• **Exercise description**
Find every line containing the word "true" in the records below; report only how many there are.

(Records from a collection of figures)

= = = = = = =

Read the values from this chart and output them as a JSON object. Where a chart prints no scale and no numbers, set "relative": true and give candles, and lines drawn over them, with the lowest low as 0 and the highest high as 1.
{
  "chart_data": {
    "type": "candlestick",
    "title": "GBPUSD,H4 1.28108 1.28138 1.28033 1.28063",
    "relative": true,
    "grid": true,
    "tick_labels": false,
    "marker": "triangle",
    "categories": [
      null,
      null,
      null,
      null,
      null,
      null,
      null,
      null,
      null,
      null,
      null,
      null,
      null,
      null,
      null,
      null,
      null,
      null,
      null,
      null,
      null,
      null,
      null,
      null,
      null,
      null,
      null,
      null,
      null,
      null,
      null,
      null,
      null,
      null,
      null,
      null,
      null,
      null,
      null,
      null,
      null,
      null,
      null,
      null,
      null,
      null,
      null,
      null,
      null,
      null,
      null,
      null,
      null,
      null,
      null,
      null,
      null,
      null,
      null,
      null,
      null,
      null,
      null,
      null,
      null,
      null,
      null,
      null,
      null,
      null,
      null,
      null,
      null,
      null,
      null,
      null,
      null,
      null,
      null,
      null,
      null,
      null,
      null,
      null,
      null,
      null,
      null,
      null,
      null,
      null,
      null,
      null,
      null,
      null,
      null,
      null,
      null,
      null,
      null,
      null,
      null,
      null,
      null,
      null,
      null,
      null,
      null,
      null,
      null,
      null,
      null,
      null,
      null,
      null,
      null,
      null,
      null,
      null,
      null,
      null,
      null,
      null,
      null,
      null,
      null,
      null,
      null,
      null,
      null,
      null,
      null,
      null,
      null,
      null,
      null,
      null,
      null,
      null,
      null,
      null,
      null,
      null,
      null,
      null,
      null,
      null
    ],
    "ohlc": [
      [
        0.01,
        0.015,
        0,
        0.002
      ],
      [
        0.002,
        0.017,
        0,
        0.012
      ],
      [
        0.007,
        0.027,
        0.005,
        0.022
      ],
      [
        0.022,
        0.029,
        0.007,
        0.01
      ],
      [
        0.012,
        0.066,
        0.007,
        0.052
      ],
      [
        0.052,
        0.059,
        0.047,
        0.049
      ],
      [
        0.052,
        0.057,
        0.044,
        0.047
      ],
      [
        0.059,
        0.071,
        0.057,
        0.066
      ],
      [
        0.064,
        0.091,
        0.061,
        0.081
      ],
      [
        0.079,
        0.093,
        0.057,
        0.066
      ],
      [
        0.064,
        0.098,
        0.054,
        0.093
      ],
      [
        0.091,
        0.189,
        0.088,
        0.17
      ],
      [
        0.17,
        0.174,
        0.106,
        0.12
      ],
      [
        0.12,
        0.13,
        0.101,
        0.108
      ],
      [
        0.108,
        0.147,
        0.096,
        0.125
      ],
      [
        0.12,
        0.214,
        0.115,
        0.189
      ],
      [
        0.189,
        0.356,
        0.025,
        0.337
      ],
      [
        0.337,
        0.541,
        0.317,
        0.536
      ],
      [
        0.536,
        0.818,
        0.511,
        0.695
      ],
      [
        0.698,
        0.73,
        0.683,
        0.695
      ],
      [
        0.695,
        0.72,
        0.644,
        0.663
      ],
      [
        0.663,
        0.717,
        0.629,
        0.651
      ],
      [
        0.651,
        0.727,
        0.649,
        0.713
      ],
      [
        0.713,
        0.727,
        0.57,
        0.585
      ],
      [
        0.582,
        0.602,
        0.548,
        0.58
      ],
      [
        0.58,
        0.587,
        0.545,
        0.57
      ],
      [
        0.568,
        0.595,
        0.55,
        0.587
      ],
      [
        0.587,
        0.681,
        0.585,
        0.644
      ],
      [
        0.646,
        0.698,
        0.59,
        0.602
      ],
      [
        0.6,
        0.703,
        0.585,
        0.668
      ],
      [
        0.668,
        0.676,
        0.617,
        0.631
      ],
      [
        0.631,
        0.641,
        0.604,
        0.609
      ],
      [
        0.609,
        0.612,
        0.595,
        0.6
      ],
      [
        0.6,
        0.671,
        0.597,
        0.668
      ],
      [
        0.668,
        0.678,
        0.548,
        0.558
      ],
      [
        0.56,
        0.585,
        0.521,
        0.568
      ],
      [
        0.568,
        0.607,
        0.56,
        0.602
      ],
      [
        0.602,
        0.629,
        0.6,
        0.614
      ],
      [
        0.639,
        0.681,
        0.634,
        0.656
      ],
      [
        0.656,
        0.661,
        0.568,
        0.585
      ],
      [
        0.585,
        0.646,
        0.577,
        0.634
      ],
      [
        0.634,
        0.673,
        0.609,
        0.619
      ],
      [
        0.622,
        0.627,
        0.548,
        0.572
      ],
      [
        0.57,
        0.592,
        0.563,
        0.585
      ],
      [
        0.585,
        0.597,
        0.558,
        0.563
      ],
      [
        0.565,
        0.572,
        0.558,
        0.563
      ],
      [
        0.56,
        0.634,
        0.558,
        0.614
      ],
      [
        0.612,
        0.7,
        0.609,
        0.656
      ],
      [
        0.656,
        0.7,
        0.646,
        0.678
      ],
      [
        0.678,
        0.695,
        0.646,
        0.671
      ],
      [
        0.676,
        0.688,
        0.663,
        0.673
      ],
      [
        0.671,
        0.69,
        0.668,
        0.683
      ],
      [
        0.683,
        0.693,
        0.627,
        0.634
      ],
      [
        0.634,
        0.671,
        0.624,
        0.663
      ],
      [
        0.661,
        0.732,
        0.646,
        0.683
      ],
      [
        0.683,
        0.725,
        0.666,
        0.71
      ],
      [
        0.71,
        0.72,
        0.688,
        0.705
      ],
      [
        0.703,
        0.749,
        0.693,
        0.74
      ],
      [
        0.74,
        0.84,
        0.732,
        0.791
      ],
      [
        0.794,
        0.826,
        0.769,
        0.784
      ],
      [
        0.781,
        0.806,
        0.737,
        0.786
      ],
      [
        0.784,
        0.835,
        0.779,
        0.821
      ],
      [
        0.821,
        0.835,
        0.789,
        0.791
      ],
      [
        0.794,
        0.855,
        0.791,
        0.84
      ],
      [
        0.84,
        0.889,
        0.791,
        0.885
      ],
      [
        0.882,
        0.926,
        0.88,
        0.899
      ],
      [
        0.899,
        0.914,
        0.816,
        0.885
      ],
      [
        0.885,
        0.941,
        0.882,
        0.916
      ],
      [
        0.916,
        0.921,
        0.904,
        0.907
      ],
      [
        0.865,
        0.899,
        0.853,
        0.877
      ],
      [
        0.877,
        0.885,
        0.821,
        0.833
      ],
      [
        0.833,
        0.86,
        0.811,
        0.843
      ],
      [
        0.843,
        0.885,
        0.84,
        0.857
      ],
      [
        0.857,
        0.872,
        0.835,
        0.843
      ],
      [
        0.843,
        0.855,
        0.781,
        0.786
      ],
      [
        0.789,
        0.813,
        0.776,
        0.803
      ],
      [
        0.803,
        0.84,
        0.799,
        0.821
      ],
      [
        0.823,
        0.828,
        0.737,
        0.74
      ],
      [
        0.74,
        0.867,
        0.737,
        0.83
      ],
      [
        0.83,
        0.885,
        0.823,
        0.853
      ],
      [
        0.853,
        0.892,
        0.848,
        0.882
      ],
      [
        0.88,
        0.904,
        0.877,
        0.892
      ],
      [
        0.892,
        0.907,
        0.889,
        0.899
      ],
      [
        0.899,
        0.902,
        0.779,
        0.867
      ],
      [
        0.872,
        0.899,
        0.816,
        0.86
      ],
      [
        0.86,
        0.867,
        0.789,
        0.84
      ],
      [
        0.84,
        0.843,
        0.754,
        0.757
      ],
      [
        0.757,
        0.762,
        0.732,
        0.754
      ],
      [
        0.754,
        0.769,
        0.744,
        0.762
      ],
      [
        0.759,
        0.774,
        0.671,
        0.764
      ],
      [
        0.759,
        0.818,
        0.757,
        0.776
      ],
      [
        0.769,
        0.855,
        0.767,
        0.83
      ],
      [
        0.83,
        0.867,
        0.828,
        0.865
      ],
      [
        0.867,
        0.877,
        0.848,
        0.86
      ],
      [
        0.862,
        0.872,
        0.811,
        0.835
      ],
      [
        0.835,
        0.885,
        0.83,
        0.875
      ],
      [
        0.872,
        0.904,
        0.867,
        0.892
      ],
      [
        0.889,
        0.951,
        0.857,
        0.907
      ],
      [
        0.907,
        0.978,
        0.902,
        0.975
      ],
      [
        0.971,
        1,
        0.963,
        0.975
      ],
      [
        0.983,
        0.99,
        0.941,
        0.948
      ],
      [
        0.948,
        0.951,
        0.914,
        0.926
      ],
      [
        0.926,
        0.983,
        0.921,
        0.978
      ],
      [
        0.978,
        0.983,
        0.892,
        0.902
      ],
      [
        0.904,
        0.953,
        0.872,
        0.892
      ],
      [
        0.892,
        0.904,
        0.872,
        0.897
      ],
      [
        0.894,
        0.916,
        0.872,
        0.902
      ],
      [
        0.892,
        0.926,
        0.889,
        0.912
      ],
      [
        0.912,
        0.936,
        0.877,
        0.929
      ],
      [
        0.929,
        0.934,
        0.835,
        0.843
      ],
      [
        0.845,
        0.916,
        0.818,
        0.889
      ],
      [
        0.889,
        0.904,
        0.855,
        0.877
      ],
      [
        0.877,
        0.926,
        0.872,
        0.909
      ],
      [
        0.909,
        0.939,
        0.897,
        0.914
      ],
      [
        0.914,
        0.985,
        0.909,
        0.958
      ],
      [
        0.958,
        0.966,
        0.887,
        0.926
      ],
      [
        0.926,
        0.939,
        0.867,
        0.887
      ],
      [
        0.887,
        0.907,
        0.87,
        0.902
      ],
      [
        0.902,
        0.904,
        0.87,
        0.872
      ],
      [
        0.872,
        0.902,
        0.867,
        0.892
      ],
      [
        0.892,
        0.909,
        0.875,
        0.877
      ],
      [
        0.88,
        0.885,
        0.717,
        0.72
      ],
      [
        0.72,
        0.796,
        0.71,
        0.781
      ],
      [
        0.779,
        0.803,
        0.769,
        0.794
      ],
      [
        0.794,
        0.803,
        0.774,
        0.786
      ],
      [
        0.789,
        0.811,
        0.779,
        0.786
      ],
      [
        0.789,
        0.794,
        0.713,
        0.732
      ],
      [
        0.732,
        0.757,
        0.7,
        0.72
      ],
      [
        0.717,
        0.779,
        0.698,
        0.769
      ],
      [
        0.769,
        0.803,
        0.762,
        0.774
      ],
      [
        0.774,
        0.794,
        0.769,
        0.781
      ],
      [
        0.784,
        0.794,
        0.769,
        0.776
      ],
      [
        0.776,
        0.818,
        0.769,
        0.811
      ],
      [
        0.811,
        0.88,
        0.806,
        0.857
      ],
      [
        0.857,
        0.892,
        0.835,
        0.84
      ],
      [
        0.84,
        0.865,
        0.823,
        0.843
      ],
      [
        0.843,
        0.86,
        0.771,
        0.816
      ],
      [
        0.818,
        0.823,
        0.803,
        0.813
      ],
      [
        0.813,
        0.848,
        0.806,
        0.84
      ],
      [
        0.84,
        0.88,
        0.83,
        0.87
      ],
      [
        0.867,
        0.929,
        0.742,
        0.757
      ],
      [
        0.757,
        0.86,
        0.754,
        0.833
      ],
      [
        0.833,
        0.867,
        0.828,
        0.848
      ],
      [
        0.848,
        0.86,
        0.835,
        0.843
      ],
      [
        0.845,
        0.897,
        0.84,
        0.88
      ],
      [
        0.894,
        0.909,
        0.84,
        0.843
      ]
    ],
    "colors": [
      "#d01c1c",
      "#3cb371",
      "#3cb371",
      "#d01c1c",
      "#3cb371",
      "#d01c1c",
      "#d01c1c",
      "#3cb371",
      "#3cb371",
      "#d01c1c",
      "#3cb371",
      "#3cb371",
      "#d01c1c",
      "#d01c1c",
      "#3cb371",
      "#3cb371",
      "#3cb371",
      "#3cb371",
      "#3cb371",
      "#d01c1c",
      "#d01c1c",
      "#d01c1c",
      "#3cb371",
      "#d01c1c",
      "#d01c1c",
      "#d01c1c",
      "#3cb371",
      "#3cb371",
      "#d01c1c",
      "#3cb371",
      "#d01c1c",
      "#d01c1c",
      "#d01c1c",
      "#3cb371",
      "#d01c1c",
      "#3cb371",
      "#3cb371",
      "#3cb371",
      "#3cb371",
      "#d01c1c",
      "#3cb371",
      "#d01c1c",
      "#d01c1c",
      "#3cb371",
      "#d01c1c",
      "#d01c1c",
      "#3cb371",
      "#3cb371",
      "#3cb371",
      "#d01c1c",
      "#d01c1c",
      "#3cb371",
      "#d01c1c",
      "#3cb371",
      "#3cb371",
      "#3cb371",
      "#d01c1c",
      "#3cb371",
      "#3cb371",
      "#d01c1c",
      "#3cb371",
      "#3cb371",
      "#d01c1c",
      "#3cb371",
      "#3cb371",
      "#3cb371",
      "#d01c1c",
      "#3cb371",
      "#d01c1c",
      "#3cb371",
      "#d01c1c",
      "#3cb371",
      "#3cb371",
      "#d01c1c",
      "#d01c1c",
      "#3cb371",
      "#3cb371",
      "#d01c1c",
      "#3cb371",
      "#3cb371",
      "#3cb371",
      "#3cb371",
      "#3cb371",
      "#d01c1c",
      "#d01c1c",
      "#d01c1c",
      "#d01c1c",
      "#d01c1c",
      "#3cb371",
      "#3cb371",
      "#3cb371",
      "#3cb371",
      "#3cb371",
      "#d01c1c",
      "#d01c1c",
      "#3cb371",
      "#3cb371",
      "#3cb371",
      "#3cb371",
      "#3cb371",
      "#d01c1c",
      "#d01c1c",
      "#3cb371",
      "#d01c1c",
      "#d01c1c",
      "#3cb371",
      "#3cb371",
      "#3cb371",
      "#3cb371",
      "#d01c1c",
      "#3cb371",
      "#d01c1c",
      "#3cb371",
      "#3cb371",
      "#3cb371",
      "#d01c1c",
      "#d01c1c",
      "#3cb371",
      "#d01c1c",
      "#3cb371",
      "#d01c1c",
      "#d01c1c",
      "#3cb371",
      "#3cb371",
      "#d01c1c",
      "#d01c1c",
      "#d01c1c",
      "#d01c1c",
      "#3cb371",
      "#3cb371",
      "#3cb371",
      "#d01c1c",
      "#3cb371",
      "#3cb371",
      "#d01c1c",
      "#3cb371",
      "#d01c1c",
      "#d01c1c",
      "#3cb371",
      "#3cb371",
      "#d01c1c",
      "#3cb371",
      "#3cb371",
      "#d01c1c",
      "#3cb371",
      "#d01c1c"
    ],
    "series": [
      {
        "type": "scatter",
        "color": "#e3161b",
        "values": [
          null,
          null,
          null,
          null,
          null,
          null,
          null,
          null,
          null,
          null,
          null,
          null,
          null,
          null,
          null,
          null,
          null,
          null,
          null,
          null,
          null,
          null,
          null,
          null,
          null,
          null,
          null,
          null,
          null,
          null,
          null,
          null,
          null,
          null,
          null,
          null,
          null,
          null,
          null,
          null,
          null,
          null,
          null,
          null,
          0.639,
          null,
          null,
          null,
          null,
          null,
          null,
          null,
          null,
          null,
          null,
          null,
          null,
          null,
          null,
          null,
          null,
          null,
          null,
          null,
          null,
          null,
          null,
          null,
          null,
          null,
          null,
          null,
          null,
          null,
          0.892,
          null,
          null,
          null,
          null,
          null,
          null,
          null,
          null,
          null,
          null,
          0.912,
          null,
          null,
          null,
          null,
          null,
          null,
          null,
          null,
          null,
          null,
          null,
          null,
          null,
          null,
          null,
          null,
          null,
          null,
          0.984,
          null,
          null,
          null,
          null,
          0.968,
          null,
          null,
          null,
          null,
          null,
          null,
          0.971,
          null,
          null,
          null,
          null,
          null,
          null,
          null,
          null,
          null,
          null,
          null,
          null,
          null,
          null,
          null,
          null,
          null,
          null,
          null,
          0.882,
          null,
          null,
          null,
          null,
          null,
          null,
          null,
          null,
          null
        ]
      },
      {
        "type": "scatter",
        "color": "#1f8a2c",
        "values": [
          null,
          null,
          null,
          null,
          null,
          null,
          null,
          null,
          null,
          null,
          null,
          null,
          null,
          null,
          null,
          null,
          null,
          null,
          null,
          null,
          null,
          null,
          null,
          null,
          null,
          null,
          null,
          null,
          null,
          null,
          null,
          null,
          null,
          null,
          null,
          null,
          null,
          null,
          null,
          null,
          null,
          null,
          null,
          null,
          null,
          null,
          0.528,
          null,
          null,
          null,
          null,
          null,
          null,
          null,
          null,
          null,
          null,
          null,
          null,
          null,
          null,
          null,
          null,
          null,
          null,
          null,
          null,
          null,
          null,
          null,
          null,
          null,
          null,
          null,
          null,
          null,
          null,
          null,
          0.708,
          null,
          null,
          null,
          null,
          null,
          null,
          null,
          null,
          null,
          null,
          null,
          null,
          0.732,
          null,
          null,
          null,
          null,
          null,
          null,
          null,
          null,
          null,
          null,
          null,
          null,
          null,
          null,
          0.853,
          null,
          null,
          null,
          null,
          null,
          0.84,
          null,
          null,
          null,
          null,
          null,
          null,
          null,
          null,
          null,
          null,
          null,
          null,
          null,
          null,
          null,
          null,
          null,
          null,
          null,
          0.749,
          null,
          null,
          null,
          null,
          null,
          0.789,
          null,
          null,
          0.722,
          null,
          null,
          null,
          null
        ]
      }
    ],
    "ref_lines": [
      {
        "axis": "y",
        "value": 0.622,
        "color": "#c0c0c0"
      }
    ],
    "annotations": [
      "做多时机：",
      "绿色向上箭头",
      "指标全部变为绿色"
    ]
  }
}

= = = = = = =

• **Full answer**
3